- [EXERCISE TASK]:
Copy each line in which the string "médica" occurs.

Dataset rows
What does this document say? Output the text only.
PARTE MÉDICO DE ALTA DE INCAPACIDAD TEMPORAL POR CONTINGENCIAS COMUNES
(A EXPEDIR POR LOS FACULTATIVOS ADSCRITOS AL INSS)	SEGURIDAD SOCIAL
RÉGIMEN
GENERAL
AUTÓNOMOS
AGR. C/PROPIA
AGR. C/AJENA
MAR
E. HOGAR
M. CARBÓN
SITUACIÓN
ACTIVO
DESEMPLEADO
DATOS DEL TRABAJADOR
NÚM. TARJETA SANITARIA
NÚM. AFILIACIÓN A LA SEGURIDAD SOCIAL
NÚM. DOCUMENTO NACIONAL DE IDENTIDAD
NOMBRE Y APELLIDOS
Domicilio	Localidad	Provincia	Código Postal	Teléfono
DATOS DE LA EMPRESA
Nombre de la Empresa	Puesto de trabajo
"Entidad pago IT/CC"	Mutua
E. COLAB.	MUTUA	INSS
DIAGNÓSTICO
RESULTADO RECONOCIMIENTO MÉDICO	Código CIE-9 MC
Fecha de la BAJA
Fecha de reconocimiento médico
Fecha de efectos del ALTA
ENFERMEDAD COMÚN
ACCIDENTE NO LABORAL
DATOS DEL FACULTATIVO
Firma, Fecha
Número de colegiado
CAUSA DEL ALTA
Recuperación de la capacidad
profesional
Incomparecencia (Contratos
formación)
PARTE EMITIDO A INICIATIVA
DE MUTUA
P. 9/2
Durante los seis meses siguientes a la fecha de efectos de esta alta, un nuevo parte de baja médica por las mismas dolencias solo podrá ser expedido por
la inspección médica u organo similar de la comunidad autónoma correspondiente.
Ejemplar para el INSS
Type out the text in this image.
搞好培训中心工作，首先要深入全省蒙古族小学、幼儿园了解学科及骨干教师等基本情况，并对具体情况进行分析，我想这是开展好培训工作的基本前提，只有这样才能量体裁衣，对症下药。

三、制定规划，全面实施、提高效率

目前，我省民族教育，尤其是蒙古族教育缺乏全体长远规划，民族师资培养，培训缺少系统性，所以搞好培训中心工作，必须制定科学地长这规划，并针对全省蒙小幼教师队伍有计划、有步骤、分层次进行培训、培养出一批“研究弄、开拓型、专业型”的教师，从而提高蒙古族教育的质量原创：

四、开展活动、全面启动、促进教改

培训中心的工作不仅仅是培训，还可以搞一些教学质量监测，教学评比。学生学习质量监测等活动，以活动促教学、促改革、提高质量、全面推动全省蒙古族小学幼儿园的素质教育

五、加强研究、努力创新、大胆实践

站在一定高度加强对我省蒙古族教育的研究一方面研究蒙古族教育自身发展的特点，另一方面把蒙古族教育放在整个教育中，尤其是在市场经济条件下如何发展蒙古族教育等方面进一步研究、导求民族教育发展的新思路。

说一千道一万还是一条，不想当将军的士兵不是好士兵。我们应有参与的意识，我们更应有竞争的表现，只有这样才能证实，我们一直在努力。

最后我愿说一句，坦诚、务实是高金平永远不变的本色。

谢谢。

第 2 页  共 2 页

- [THE REPLY]:
Durante los seis meses siguientes a la fecha de efectos de esta alta, un nuevo parte de baja médica por las mismas dolencias solo podrá ser expedido por
la inspección médica u organo similar de la comunidad autónoma correspondiente.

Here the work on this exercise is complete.